start
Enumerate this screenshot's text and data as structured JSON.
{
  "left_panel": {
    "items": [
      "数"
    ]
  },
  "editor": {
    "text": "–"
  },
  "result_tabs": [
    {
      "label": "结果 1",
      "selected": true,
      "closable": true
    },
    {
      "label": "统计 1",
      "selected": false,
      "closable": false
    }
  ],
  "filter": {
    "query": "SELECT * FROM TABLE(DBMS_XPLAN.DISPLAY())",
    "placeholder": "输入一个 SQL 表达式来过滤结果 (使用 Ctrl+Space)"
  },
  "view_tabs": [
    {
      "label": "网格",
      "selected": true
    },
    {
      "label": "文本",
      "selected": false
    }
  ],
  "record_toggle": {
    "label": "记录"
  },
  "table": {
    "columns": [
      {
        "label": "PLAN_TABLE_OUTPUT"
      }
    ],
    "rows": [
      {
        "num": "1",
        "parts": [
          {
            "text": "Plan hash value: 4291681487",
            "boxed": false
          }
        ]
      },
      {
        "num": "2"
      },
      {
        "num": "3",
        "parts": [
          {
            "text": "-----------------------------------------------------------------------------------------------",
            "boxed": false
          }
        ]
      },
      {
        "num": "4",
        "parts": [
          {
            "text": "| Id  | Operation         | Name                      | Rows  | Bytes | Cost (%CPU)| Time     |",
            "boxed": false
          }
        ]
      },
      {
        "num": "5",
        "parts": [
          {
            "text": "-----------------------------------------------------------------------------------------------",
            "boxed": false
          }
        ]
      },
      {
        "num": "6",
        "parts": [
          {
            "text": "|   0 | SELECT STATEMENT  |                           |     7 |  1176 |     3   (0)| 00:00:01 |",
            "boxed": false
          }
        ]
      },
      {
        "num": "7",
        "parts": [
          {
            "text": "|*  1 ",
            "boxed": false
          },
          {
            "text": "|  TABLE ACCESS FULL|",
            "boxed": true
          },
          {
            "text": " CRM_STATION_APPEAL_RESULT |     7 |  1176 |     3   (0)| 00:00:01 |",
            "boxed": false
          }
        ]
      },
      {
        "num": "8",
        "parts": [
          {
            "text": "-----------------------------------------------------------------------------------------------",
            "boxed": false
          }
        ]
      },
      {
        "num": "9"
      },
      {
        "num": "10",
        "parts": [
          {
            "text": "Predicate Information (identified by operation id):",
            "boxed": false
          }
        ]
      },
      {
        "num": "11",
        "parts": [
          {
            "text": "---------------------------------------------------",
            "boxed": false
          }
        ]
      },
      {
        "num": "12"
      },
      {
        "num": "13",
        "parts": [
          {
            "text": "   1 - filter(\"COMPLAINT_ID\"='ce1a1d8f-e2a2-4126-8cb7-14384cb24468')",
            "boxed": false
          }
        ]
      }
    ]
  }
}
end
■ Work instructions
Track down all lines above with the string "true" and copy them.

■ The solution
      "selected": true,
      "closable": true
      "selected": true
            "boxed": true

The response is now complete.